* Problem description
Every entry below should be transcribed exactly; pictures stay out of the copy.

○ ○ ○

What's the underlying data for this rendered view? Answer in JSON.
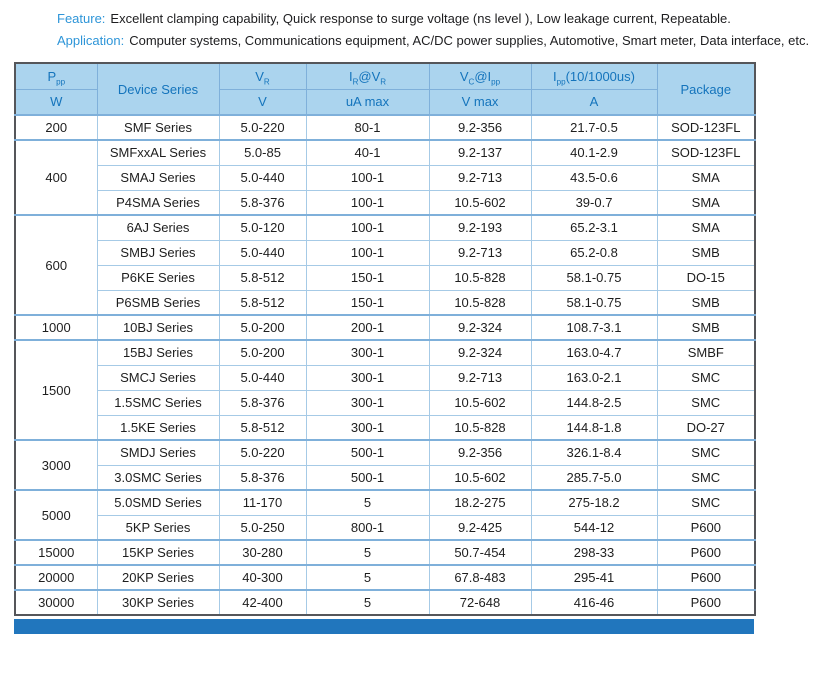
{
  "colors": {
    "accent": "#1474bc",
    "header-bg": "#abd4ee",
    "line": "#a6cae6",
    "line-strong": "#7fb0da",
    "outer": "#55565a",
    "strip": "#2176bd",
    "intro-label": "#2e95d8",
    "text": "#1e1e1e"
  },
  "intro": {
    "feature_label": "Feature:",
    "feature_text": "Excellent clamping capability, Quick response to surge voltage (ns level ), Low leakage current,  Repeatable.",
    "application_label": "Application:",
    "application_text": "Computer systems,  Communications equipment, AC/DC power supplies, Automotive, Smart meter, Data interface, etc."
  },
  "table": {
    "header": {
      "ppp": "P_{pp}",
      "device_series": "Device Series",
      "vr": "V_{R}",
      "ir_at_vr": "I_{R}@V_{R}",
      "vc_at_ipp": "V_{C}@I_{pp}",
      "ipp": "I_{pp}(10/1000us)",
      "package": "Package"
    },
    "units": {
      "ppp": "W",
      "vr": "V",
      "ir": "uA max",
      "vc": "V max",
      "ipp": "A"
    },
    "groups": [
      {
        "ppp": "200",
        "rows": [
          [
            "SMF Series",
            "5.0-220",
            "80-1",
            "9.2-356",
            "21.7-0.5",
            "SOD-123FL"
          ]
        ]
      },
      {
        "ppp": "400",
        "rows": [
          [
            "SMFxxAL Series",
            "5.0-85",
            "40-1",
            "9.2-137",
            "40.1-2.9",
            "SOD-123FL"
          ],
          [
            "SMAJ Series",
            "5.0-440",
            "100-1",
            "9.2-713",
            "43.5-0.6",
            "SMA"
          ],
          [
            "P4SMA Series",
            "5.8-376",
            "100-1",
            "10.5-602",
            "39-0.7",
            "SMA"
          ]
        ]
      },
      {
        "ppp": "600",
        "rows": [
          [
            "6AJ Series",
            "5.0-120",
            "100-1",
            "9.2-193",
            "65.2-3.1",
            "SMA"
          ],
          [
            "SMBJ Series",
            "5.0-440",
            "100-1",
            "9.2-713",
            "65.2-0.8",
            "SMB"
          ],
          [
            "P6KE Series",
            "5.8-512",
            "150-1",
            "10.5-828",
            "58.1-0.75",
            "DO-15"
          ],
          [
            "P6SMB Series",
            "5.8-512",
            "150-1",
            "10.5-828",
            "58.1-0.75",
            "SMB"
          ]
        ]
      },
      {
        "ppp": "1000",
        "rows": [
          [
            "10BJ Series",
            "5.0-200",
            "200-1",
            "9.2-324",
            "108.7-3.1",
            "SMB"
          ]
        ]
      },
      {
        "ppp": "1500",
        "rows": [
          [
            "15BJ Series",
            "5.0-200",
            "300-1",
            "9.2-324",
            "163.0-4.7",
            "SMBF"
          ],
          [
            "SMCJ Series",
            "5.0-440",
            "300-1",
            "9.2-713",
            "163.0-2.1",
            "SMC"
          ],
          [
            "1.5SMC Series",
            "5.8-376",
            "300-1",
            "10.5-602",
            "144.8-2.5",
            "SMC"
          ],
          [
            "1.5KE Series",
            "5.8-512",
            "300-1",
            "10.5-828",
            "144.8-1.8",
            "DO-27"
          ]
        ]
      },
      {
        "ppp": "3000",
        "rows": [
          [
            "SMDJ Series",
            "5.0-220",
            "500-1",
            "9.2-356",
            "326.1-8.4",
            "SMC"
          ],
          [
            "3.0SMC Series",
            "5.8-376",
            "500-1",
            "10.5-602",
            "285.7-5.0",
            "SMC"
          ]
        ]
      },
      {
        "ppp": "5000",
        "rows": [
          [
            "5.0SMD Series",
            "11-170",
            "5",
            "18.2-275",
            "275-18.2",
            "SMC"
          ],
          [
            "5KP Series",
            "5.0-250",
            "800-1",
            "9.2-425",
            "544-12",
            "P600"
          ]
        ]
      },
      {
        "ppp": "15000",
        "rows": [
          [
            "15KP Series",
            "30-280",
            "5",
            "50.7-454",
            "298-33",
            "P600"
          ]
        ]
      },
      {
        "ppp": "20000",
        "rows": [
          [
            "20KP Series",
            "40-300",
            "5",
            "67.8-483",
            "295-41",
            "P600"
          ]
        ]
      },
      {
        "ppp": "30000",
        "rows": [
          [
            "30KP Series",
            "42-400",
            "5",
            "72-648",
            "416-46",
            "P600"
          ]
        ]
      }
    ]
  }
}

○ ○ ○

* Exercise solution
What's the underlying data for this rendered view? Answer in JSON.
{
  "colors": {
    "accent": "#1474bc",
    "header-bg": "#abd4ee",
    "line": "#a6cae6",
    "line-strong": "#7fb0da",
    "outer": "#55565a",
    "strip": "#2176bd",
    "intro-label": "#2e95d8",
    "text": "#1e1e1e"
  },
  "intro": {
    "feature_label": "Feature:",
    "feature_text": "Excellent clamping capability, Quick response to surge voltage (ns level ), Low leakage current,  Repeatable.",
    "application_label": "Application:",
    "application_text": "Computer systems,  Communications equipment, AC/DC power supplies, Automotive, Smart meter, Data interface, etc."
  },
  "table": {
    "header": {
      "ppp": "P_{pp}",
      "device_series": "Device Series",
      "vr": "V_{R}",
      "ir_at_vr": "I_{R}@V_{R}",
      "vc_at_ipp": "V_{C}@I_{pp}",
      "ipp": "I_{pp}(10/1000us)",
      "package": "Package"
    },
    "units": {
      "ppp": "W",
      "vr": "V",
      "ir": "uA max",
      "vc": "V max",
      "ipp": "A"
    },
    "groups": [
      {
        "ppp": "200",
        "rows": [
          [
            "SMF Series",
            "5.0-220",
            "80-1",
            "9.2-356",
            "21.7-0.5",
            "SOD-123FL"
          ]
        ]
      },
      {
        "ppp": "400",
        "rows": [
          [
            "SMFxxAL Series",
            "5.0-85",
            "40-1",
            "9.2-137",
            "40.1-2.9",
            "SOD-123FL"
          ],
          [
            "SMAJ Series",
            "5.0-440",
            "100-1",
            "9.2-713",
            "43.5-0.6",
            "SMA"
          ],
          [
            "P4SMA Series",
            "5.8-376",
            "100-1",
            "10.5-602",
            "39-0.7",
            "SMA"
          ]
        ]
      },
      {
        "ppp": "600",
        "rows": [
          [
            "6AJ Series",
            "5.0-120",
            "100-1",
            "9.2-193",
            "65.2-3.1",
            "SMA"
          ],
          [
            "SMBJ Series",
            "5.0-440",
            "100-1",
            "9.2-713",
            "65.2-0.8",
            "SMB"
          ],
          [
            "P6KE Series",
            "5.8-512",
            "150-1",
            "10.5-828",
            "58.1-0.75",
            "DO-15"
          ],
          [
            "P6SMB Series",
            "5.8-512",
            "150-1",
            "10.5-828",
            "58.1-0.75",
            "SMB"
          ]
        ]
      },
      {
        "ppp": "1000",
        "rows": [
          [
            "10BJ Series",
            "5.0-200",
            "200-1",
            "9.2-324",
            "108.7-3.1",
            "SMB"
          ]
        ]
      },
      {
        "ppp": "1500",
        "rows": [
          [
            "15BJ Series",
            "5.0-200",
            "300-1",
            "9.2-324",
            "163.0-4.7",
            "SMBF"
          ],
          [
            "SMCJ Series",
            "5.0-440",
            "300-1",
            "9.2-713",
            "163.0-2.1",
            "SMC"
          ],
          [
            "1.5SMC Series",
            "5.8-376",
            "300-1",
            "10.5-602",
            "144.8-2.5",
            "SMC"
          ],
          [
            "1.5KE Series",
            "5.8-512",
            "300-1",
            "10.5-828",
            "144.8-1.8",
            "DO-27"
          ]
        ]
      },
      {
        "ppp": "3000",
        "rows": [
          [
            "SMDJ Series",
            "5.0-220",
            "500-1",
            "9.2-356",
            "326.1-8.4",
            "SMC"
          ],
          [
            "3.0SMC Series",
            "5.8-376",
            "500-1",
            "10.5-602",
            "285.7-5.0",
            "SMC"
          ]
        ]
      },
      {
        "ppp": "5000",
        "rows": [
          [
            "5.0SMD Series",
            "11-170",
            "5",
            "18.2-275",
            "275-18.2",
            "SMC"
          ],
          [
            "5KP Series",
            "5.0-250",
            "800-1",
            "9.2-425",
            "544-12",
            "P600"
          ]
        ]
      },
      {
        "ppp": "15000",
        "rows": [
          [
            "15KP Series",
            "30-280",
            "5",
            "50.7-454",
            "298-33",
            "P600"
          ]
        ]
      },
      {
        "ppp": "20000",
        "rows": [
          [
            "20KP Series",
            "40-300",
            "5",
            "67.8-483",
            "295-41",
            "P600"
          ]
        ]
      },
      {
        "ppp": "30000",
        "rows": [
          [
            "30KP Series",
            "42-400",
            "5",
            "72-648",
            "416-46",
            "P600"
          ]
        ]
      }
    ]
  }
}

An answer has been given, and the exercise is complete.